Given problem: In the sports betting article below, retype word for word everything from "Sports betting didn't" down to "consumer industry history.".

The Game Within the Game: How Sports Betting Rewired the American Fan

Sports betting didn't just add a new way to watch games. It quietly replaced the emotional architecture of fandom itself.

By Joseph Clarke·
person sports betting with phone


The Game Within the Game: How Sports Betting Rewired the American Fan

There is a scene playing out in living rooms, sports bars, and stadium seats across America that would have looked bizarre just a decade ago. A fan checks his phone mid-play — not to text someone, not to check a score, but to place a live wager on whether the next pitch will be a ball or a strike. Around him, others are doing the same. The game on the screen is secondary. The game on the phone is the one that matters.

This is the new architecture of American sports fandom. And it didn't happen gradually. It happened in a single legal moment, followed by one of the most aggressive marketing campaigns in consumer industry history.

On May 14, 2018, the Supreme Court struck down the Professional and Amateur Sports Protection Act of 1992 — a federal law that had, with narrow exceptions, banned state-sponsored sports betting across the country for nearly three decades. The ruling in Murphy v. NCAA handed authority to the states, and the states did not hesitate. Within months, New Jersey, Delaware, West Virginia, Pennsylvania, and Mississippi had active betting markets. Today, sports betting is legal in 38 states and Washington, D.C., with mobile apps accounting for roughly 95 percent of all bets placed.

Stored data:

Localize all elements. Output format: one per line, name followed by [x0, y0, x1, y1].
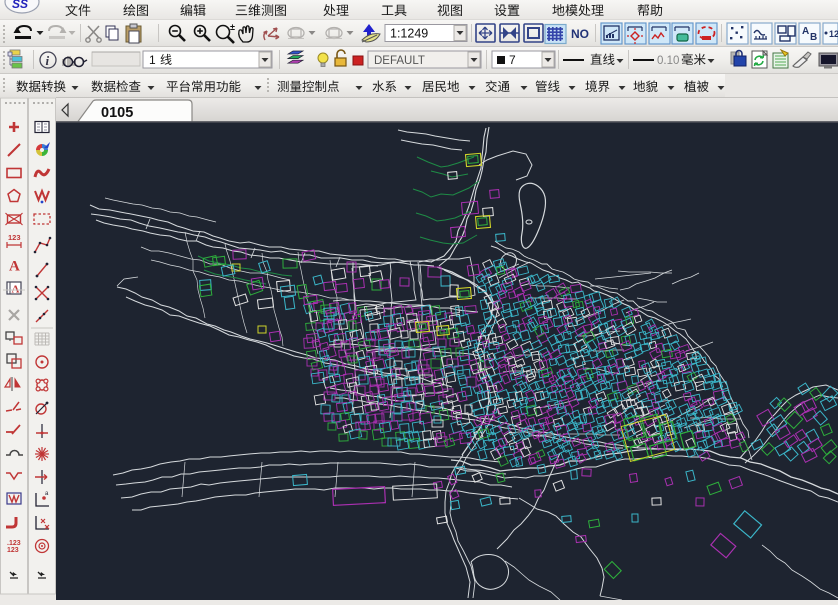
svg-text:±: ± [230, 22, 235, 32]
svg-text:A: A [9, 259, 20, 275]
svg-text:DEFAULT: DEFAULT [374, 55, 425, 67]
svg-text:123: 123 [7, 547, 19, 554]
svg-text:0105: 0105 [101, 105, 133, 121]
svg-text:0.10: 0.10 [657, 55, 679, 67]
svg-text:1:1249: 1:1249 [390, 27, 428, 41]
svg-text:A: A [802, 26, 809, 37]
svg-text:123: 123 [8, 233, 21, 242]
svg-text:NO: NO [571, 27, 589, 41]
svg-text:12: 12 [829, 29, 838, 39]
svg-text:B: B [810, 32, 817, 43]
svg-text:i: i [46, 53, 50, 68]
svg-text:SS: SS [12, 0, 28, 11]
svg-text:7: 7 [509, 53, 516, 67]
svg-text:.123: .123 [7, 540, 21, 547]
svg-text:1: 1 [149, 53, 156, 67]
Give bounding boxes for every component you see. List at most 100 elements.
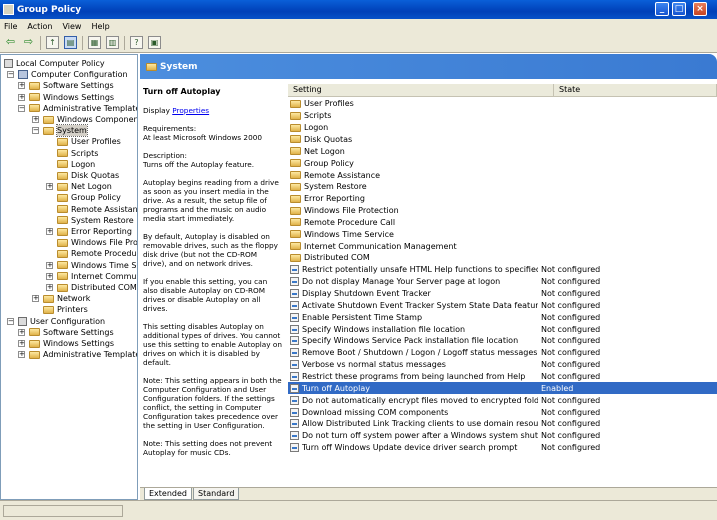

Solution below:
Sports betting didn't just add a new way to watch games. It quietly replaced the emotional architecture of fandom itself.

By Joseph Clarke·
person sports betting with phone


The Game Within the Game: How Sports Betting Rewired the American Fan

There is a scene playing out in living rooms, sports bars, and stadium seats across America that would have looked bizarre just a decade ago. A fan checks his phone mid-play — not to text someone, not to check a score, but to place a live wager on whether the next pitch will be a ball or a strike. Around him, others are doing the same. The game on the screen is secondary. The game on the phone is the one that matters.

This is the new architecture of American sports fandom. And it didn't happen gradually. It happened in a single legal moment, followed by one of the most aggressive marketing campaigns in consumer industry history.